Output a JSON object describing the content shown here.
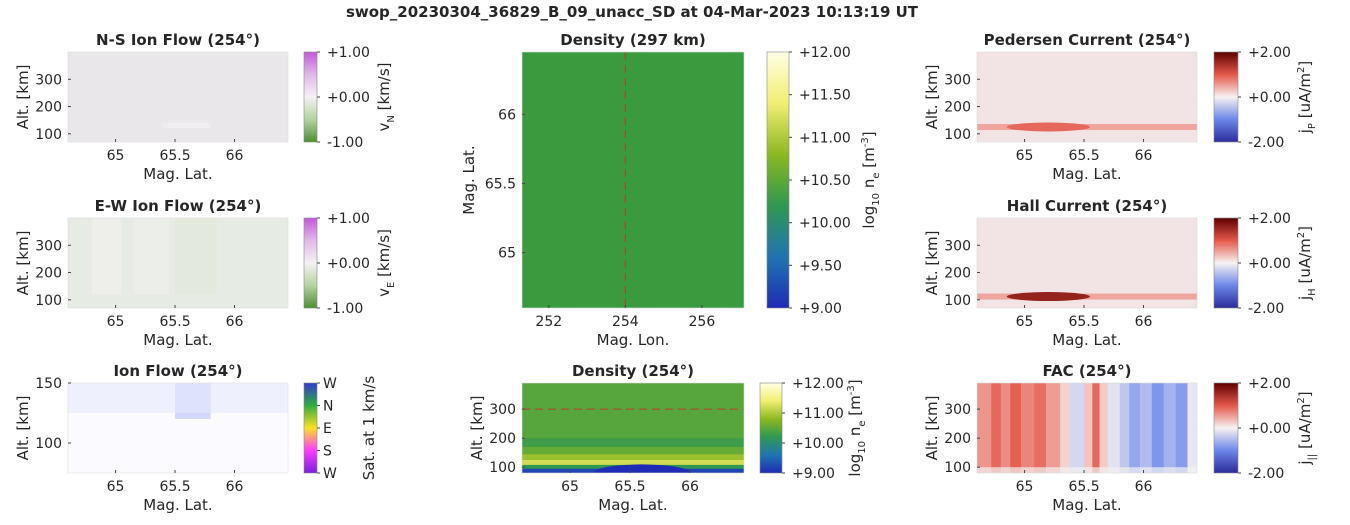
{
  "suptitle": "swop_20230304_36829_B_09_unacc_SD at 04-Mar-2023 10:13:19 UT",
  "chart_data": [
    {
      "id": "ns_ion_flow",
      "type": "heatmap",
      "title": "N-S Ion Flow (254°)",
      "xlabel": "Mag. Lat.",
      "ylabel": "Alt. [km]",
      "xlim": [
        64.6,
        66.45
      ],
      "ylim": [
        70,
        400
      ],
      "xticks": [
        65,
        65.5,
        66
      ],
      "xticklabels": [
        "65",
        "65.5",
        "66"
      ],
      "yticks": [
        100,
        200,
        300
      ],
      "yticklabels": [
        "100",
        "200",
        "300"
      ],
      "colormap": "green-white-purple",
      "background": "#e9e7ea",
      "features": [
        {
          "x": [
            65.4,
            65.8
          ],
          "y": [
            120,
            140
          ],
          "value": 0.06
        }
      ],
      "colorbar": {
        "label": "v_N [km/s]",
        "label_main": "v",
        "label_sub": "N",
        "label_unit": "[km/s]",
        "range": [
          -1,
          1
        ],
        "ticks": [
          1,
          0,
          -1
        ],
        "ticklabels": [
          "+1.00",
          "+0.00",
          "-1.00"
        ]
      }
    },
    {
      "id": "ew_ion_flow",
      "type": "heatmap",
      "title": "E-W Ion Flow (254°)",
      "xlabel": "Mag. Lat.",
      "ylabel": "Alt. [km]",
      "xlim": [
        64.6,
        66.45
      ],
      "ylim": [
        70,
        400
      ],
      "xticks": [
        65,
        65.5,
        66
      ],
      "xticklabels": [
        "65",
        "65.5",
        "66"
      ],
      "yticks": [
        100,
        200,
        300
      ],
      "yticklabels": [
        "100",
        "200",
        "300"
      ],
      "colormap": "green-white-purple",
      "background": "#e6ebe3",
      "features": [
        {
          "x": [
            64.8,
            65.05
          ],
          "y": [
            120,
            400
          ],
          "value": -0.05
        },
        {
          "x": [
            65.15,
            65.45
          ],
          "y": [
            120,
            400
          ],
          "value": -0.06
        },
        {
          "x": [
            65.5,
            65.85
          ],
          "y": [
            120,
            400
          ],
          "value": -0.14
        }
      ],
      "colorbar": {
        "label": "v_E [km/s]",
        "label_main": "v",
        "label_sub": "E",
        "label_unit": "[km/s]",
        "range": [
          -1,
          1
        ],
        "ticks": [
          1,
          0,
          -1
        ],
        "ticklabels": [
          "+1.00",
          "+0.00",
          "-1.00"
        ]
      }
    },
    {
      "id": "ion_flow_dir",
      "type": "heatmap",
      "title": "Ion Flow (254°)",
      "xlabel": "Mag. Lat.",
      "ylabel": "Alt. [km]",
      "xlim": [
        64.6,
        66.45
      ],
      "ylim": [
        75,
        150
      ],
      "xticks": [
        65,
        65.5,
        66
      ],
      "xticklabels": [
        "65",
        "65.5",
        "66"
      ],
      "yticks": [
        100,
        150
      ],
      "yticklabels": [
        "100",
        "150"
      ],
      "colormap": "direction",
      "background": "#fbfbff",
      "features": [
        {
          "x": [
            65.5,
            65.8
          ],
          "y": [
            120,
            150
          ],
          "value": 0.5
        }
      ],
      "colorbar": {
        "label": "Sat. at 1 km/s",
        "range": [
          0,
          1
        ],
        "ticks": [
          1,
          0.75,
          0.5,
          0.25,
          0
        ],
        "ticklabels": [
          "W",
          "N",
          "E",
          "S",
          "W"
        ]
      }
    },
    {
      "id": "density_map",
      "type": "heatmap",
      "title": "Density (297 km)",
      "xlabel": "Mag. Lon.",
      "ylabel": "Mag. Lat.",
      "xlim": [
        251.3,
        257.1
      ],
      "ylim": [
        64.6,
        66.45
      ],
      "xticks": [
        252,
        254,
        256
      ],
      "xticklabels": [
        "252",
        "254",
        "256"
      ],
      "yticks": [
        65,
        65.5,
        66
      ],
      "yticklabels": [
        "65",
        "65.5",
        "66"
      ],
      "colormap": "density",
      "background": "#3a9a3e",
      "reference_line": {
        "axis": "x",
        "value": 254
      },
      "colorbar": {
        "label": "log10 n_e [m^-3]",
        "label_main": "log",
        "label_sub": "10",
        "label_rest": " n",
        "label_sub2": "e",
        "label_unit": " [m",
        "label_sup": "-3",
        "label_end": "]",
        "range": [
          9,
          12
        ],
        "ticks": [
          12,
          11.5,
          11,
          10.5,
          10,
          9.5,
          9
        ],
        "ticklabels": [
          "+12.00",
          "+11.50",
          "+11.00",
          "+10.50",
          "+10.00",
          "+9.50",
          "+9.00"
        ]
      }
    },
    {
      "id": "density_profile",
      "type": "heatmap",
      "title": "Density (254°)",
      "xlabel": "Mag. Lat.",
      "ylabel": "Alt. [km]",
      "xlim": [
        64.6,
        66.45
      ],
      "ylim": [
        80,
        390
      ],
      "xticks": [
        65,
        65.5,
        66
      ],
      "xticklabels": [
        "65",
        "65.5",
        "66"
      ],
      "yticks": [
        100,
        200,
        300
      ],
      "yticklabels": [
        "100",
        "200",
        "300"
      ],
      "colormap": "density",
      "background": "#3a9a3e",
      "reference_line": {
        "axis": "y",
        "value": 300
      },
      "colorbar": {
        "label": "log10 n_e [m^-3]",
        "label_main": "log",
        "label_sub": "10",
        "label_rest": " n",
        "label_sub2": "e",
        "label_unit": " [m",
        "label_sup": "-3",
        "label_end": "]",
        "range": [
          9,
          12
        ],
        "ticks": [
          12,
          11,
          10,
          9
        ],
        "ticklabels": [
          "+12.00",
          "+11.00",
          "+10.00",
          "+9.00"
        ]
      }
    },
    {
      "id": "pedersen",
      "type": "heatmap",
      "title": "Pedersen Current (254°)",
      "xlabel": "Mag. Lat.",
      "ylabel": "Alt. [km]",
      "xlim": [
        64.6,
        66.45
      ],
      "ylim": [
        70,
        400
      ],
      "xticks": [
        65,
        65.5,
        66
      ],
      "xticklabels": [
        "65",
        "65.5",
        "66"
      ],
      "yticks": [
        100,
        200,
        300
      ],
      "yticklabels": [
        "100",
        "200",
        "300"
      ],
      "colormap": "blue-white-red",
      "background": "#f2e4e4",
      "band": {
        "altitude": 125,
        "peak": [
          65.2,
          0.9
        ]
      },
      "colorbar": {
        "label": "j_P [uA/m^2]",
        "label_main": "j",
        "label_sub": "P",
        "label_unit": " [uA/m",
        "label_sup": "2",
        "label_end": "]",
        "range": [
          -2,
          2
        ],
        "ticks": [
          2,
          0,
          -2
        ],
        "ticklabels": [
          "+2.00",
          "+0.00",
          "-2.00"
        ]
      }
    },
    {
      "id": "hall",
      "type": "heatmap",
      "title": "Hall Current (254°)",
      "xlabel": "Mag. Lat.",
      "ylabel": "Alt. [km]",
      "xlim": [
        64.6,
        66.45
      ],
      "ylim": [
        70,
        400
      ],
      "xticks": [
        65,
        65.5,
        66
      ],
      "xticklabels": [
        "65",
        "65.5",
        "66"
      ],
      "yticks": [
        100,
        200,
        300
      ],
      "yticklabels": [
        "100",
        "200",
        "300"
      ],
      "colormap": "blue-white-red",
      "background": "#f2e4e4",
      "band": {
        "altitude": 112,
        "peak": [
          65.2,
          1.6
        ]
      },
      "colorbar": {
        "label": "j_H [uA/m^2]",
        "label_main": "j",
        "label_sub": "H",
        "label_unit": " [uA/m",
        "label_sup": "2",
        "label_end": "]",
        "range": [
          -2,
          2
        ],
        "ticks": [
          2,
          0,
          -2
        ],
        "ticklabels": [
          "+2.00",
          "+0.00",
          "-2.00"
        ]
      }
    },
    {
      "id": "fac",
      "type": "heatmap",
      "title": "FAC (254°)",
      "xlabel": "Mag. Lat.",
      "ylabel": "Alt. [km]",
      "xlim": [
        64.6,
        66.45
      ],
      "ylim": [
        80,
        390
      ],
      "xticks": [
        65,
        65.5,
        66
      ],
      "xticklabels": [
        "65",
        "65.5",
        "66"
      ],
      "yticks": [
        100,
        200,
        300
      ],
      "yticklabels": [
        "100",
        "200",
        "300"
      ],
      "colormap": "blue-white-red",
      "background": "#f6eeee",
      "stripes": [
        {
          "x": [
            64.6,
            64.72
          ],
          "value": 0.6
        },
        {
          "x": [
            64.72,
            64.8
          ],
          "value": 0.9
        },
        {
          "x": [
            64.8,
            64.88
          ],
          "value": 0.65
        },
        {
          "x": [
            64.88,
            64.97
          ],
          "value": 0.95
        },
        {
          "x": [
            64.97,
            65.08
          ],
          "value": 0.7
        },
        {
          "x": [
            65.08,
            65.18
          ],
          "value": 0.85
        },
        {
          "x": [
            65.18,
            65.3
          ],
          "value": 0.55
        },
        {
          "x": [
            65.3,
            65.38
          ],
          "value": 0.2
        },
        {
          "x": [
            65.38,
            65.5
          ],
          "value": -0.25
        },
        {
          "x": [
            65.5,
            65.57
          ],
          "value": 0.3
        },
        {
          "x": [
            65.57,
            65.63
          ],
          "value": 0.9
        },
        {
          "x": [
            65.63,
            65.7
          ],
          "value": 0.25
        },
        {
          "x": [
            65.7,
            65.8
          ],
          "value": -0.15
        },
        {
          "x": [
            65.8,
            65.88
          ],
          "value": -0.4
        },
        {
          "x": [
            65.88,
            65.97
          ],
          "value": -0.7
        },
        {
          "x": [
            65.97,
            66.07
          ],
          "value": -0.5
        },
        {
          "x": [
            66.07,
            66.17
          ],
          "value": -0.85
        },
        {
          "x": [
            66.17,
            66.27
          ],
          "value": -0.6
        },
        {
          "x": [
            66.27,
            66.37
          ],
          "value": -0.8
        },
        {
          "x": [
            66.37,
            66.45
          ],
          "value": -0.1
        }
      ],
      "colorbar": {
        "label": "j_|| [uA/m^2]",
        "label_main": "j",
        "label_sub": "||",
        "label_unit": " [uA/m",
        "label_sup": "2",
        "label_end": "]",
        "range": [
          -2,
          2
        ],
        "ticks": [
          2,
          0,
          -2
        ],
        "ticklabels": [
          "+2.00",
          "+0.00",
          "-2.00"
        ]
      }
    }
  ]
}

TO DO
List the lines of the records where "Current" occurs.

WRITTEN ANSWER
      "title": "Pedersen Current (254°)",
      "title": "Hall Current (254°)",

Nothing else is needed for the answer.